» SET EXERCISE: Reproduce every line of the entries below verbatim, without any change.

Records:
#####

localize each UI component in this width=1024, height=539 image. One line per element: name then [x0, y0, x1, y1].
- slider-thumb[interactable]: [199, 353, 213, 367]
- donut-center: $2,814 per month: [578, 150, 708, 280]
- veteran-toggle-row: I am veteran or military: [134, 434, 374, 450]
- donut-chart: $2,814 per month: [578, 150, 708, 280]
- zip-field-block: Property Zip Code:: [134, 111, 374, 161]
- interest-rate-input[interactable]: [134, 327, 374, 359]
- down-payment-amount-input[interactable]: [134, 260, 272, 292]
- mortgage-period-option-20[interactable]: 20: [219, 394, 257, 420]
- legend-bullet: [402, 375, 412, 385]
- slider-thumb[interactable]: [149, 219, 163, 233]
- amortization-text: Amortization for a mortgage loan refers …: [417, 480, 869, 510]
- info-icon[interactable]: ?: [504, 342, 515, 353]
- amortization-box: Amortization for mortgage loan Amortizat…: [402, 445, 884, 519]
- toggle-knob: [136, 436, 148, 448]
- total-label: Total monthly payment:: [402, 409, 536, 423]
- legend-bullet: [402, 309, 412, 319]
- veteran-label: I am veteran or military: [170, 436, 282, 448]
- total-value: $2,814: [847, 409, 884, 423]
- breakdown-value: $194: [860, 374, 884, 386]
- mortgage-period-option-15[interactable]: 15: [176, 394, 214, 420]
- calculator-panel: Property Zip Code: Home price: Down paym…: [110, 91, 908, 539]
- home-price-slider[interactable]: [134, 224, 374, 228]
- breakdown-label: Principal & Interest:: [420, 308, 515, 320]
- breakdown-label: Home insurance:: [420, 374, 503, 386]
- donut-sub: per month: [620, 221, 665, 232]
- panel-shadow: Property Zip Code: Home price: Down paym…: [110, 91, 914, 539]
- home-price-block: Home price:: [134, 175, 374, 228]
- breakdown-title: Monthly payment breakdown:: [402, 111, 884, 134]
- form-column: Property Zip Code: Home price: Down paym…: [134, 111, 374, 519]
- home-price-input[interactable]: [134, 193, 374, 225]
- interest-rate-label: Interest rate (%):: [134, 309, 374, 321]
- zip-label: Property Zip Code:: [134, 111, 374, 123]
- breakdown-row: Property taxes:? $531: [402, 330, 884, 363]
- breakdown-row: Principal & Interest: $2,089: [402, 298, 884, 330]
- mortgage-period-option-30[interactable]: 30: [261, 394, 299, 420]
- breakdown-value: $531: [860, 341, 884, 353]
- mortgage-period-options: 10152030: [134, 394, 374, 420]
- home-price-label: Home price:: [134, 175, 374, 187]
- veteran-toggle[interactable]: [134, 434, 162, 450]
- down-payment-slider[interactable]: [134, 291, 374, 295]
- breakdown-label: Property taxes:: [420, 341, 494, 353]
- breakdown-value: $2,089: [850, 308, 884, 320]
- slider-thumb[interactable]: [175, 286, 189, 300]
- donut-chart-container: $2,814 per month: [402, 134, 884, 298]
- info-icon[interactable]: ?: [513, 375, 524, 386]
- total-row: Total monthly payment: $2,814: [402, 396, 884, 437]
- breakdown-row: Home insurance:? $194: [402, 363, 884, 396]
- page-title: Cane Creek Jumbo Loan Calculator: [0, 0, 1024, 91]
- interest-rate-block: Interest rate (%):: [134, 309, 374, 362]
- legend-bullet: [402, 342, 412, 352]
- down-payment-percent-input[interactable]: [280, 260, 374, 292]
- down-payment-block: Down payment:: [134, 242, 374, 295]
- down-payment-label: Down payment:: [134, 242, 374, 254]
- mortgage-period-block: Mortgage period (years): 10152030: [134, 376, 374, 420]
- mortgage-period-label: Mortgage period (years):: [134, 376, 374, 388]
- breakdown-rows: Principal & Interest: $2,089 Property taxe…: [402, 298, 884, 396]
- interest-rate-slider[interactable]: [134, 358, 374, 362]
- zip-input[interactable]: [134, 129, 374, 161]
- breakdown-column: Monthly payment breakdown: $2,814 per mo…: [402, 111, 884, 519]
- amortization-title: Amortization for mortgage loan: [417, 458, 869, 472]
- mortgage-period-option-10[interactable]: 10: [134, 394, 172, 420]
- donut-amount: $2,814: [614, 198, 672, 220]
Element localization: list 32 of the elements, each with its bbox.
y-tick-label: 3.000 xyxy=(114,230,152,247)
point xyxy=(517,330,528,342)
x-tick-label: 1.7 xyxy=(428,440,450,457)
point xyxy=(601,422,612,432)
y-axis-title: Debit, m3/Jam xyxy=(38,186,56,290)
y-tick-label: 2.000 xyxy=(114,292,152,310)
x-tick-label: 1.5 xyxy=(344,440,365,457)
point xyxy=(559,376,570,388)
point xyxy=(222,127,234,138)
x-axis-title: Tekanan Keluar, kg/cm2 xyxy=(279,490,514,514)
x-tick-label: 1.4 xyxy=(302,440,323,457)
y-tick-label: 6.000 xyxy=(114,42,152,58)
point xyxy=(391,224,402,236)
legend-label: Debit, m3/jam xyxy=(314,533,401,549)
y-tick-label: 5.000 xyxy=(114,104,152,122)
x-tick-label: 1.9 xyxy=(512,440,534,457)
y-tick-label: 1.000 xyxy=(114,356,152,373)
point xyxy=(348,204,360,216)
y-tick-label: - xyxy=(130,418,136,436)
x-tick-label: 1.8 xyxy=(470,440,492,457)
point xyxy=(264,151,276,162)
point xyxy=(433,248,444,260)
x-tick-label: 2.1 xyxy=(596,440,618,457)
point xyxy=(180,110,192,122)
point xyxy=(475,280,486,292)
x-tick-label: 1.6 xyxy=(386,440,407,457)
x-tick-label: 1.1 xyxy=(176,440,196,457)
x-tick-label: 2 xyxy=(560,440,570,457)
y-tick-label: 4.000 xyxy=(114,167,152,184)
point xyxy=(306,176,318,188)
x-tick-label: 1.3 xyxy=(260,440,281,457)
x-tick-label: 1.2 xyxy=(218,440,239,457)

#####

» RESPONSE TO THIS EXERCISE:
localize each UI component in this width=1024, height=539 image. One line per element: name then [x0, y0, x1, y1].
- slider-thumb[interactable]: [199, 353, 213, 367]
- donut-center: $2,814 per month: [578, 150, 708, 280]
- veteran-toggle-row: I am veteran or military: [134, 434, 374, 450]
- donut-chart: $2,814 per month: [578, 150, 708, 280]
- zip-field-block: Property Zip Code:: [134, 111, 374, 161]
- interest-rate-input[interactable]: [134, 327, 374, 359]
- down-payment-amount-input[interactable]: [134, 260, 272, 292]
- mortgage-period-option-20[interactable]: 20: [219, 394, 257, 420]
- legend-bullet: [402, 375, 412, 385]
- slider-thumb[interactable]: [149, 219, 163, 233]
- amortization-text: Amortization for a mortgage loan refers …: [417, 480, 869, 510]
- info-icon[interactable]: ?: [504, 342, 515, 353]
- amortization-box: Amortization for mortgage loan Amortizat…: [402, 445, 884, 519]
- toggle-knob: [136, 436, 148, 448]
- total-label: Total monthly payment:: [402, 409, 536, 423]
- legend-bullet: [402, 309, 412, 319]
- veteran-label: I am veteran or military: [170, 436, 282, 448]
- total-value: $2,814: [847, 409, 884, 423]
- breakdown-value: $194: [860, 374, 884, 386]
- mortgage-period-option-15[interactable]: 15: [176, 394, 214, 420]
- calculator-panel: Property Zip Code: Home price: Down paym…: [110, 91, 908, 539]
- home-price-slider[interactable]: [134, 224, 374, 228]
- breakdown-label: Principal & Interest:: [420, 308, 515, 320]
- breakdown-label: Home insurance:: [420, 374, 503, 386]
- donut-sub: per month: [620, 221, 665, 232]
- panel-shadow: Property Zip Code: Home price: Down paym…: [110, 91, 914, 539]
- home-price-block: Home price:: [134, 175, 374, 228]
- breakdown-title: Monthly payment breakdown:: [402, 111, 884, 134]
- form-column: Property Zip Code: Home price: Down paym…: [134, 111, 374, 519]
- home-price-input[interactable]: [134, 193, 374, 225]
- interest-rate-label: Interest rate (%):: [134, 309, 374, 321]
- zip-label: Property Zip Code:: [134, 111, 374, 123]
- breakdown-row: Property taxes:? $531: [402, 330, 884, 363]
- breakdown-row: Principal & Interest: $2,089: [402, 298, 884, 330]
- mortgage-period-option-30[interactable]: 30: [261, 394, 299, 420]
- breakdown-value: $531: [860, 341, 884, 353]
- mortgage-period-options: 10152030: [134, 394, 374, 420]
- home-price-label: Home price:: [134, 175, 374, 187]
- veteran-toggle[interactable]: [134, 434, 162, 450]
- down-payment-slider[interactable]: [134, 291, 374, 295]
- breakdown-label: Property taxes:: [420, 341, 494, 353]
- breakdown-value: $2,089: [850, 308, 884, 320]
- slider-thumb[interactable]: [175, 286, 189, 300]
- donut-chart-container: $2,814 per month: [402, 134, 884, 298]
- info-icon[interactable]: ?: [513, 375, 524, 386]
- total-row: Total monthly payment: $2,814: [402, 396, 884, 437]
- breakdown-row: Home insurance:? $194: [402, 363, 884, 396]
- page-title: Cane Creek Jumbo Loan Calculator: [0, 0, 1024, 91]
- interest-rate-block: Interest rate (%):: [134, 309, 374, 362]
- legend-bullet: [402, 342, 412, 352]
- down-payment-percent-input[interactable]: [280, 260, 374, 292]
- down-payment-block: Down payment:: [134, 242, 374, 295]
- down-payment-label: Down payment:: [134, 242, 374, 254]
- mortgage-period-block: Mortgage period (years): 10152030: [134, 376, 374, 420]
- mortgage-period-label: Mortgage period (years):: [134, 376, 374, 388]
- breakdown-rows: Principal & Interest: $2,089 Property taxe…: [402, 298, 884, 396]
- interest-rate-slider[interactable]: [134, 358, 374, 362]
- zip-input[interactable]: [134, 129, 374, 161]
- breakdown-column: Monthly payment breakdown: $2,814 per mo…: [402, 111, 884, 519]
- amortization-title: Amortization for mortgage loan: [417, 458, 869, 472]
- mortgage-period-option-10[interactable]: 10: [134, 394, 172, 420]
- donut-amount: $2,814: [614, 198, 672, 220]
Element localization: list 32 of the elements, each with its bbox.
y-tick-label: 3.000 xyxy=(114,230,152,247)
point xyxy=(517,330,528,342)
x-tick-label: 1.7 xyxy=(428,440,450,457)
point xyxy=(601,422,612,432)
y-axis-title: Debit, m3/Jam xyxy=(38,186,56,290)
y-tick-label: 2.000 xyxy=(114,292,152,310)
x-tick-label: 1.5 xyxy=(344,440,365,457)
point xyxy=(559,376,570,388)
point xyxy=(222,127,234,138)
x-axis-title: Tekanan Keluar, kg/cm2 xyxy=(279,490,514,514)
x-tick-label: 1.4 xyxy=(302,440,323,457)
y-tick-label: 6.000 xyxy=(114,42,152,58)
point xyxy=(391,224,402,236)
legend-label: Debit, m3/jam xyxy=(314,533,401,549)
y-tick-label: 5.000 xyxy=(114,104,152,122)
x-tick-label: 1.9 xyxy=(512,440,534,457)
y-tick-label: 1.000 xyxy=(114,356,152,373)
point xyxy=(348,204,360,216)
y-tick-label: - xyxy=(130,418,136,436)
x-tick-label: 1.8 xyxy=(470,440,492,457)
point xyxy=(264,151,276,162)
point xyxy=(433,248,444,260)
x-tick-label: 2.1 xyxy=(596,440,618,457)
point xyxy=(180,110,192,122)
point xyxy=(475,280,486,292)
x-tick-label: 1.6 xyxy=(386,440,407,457)
x-tick-label: 1.1 xyxy=(176,440,196,457)
x-tick-label: 2 xyxy=(560,440,570,457)
y-tick-label: 4.000 xyxy=(114,167,152,184)
point xyxy=(306,176,318,188)
x-tick-label: 1.3 xyxy=(260,440,281,457)
x-tick-label: 1.2 xyxy=(218,440,239,457)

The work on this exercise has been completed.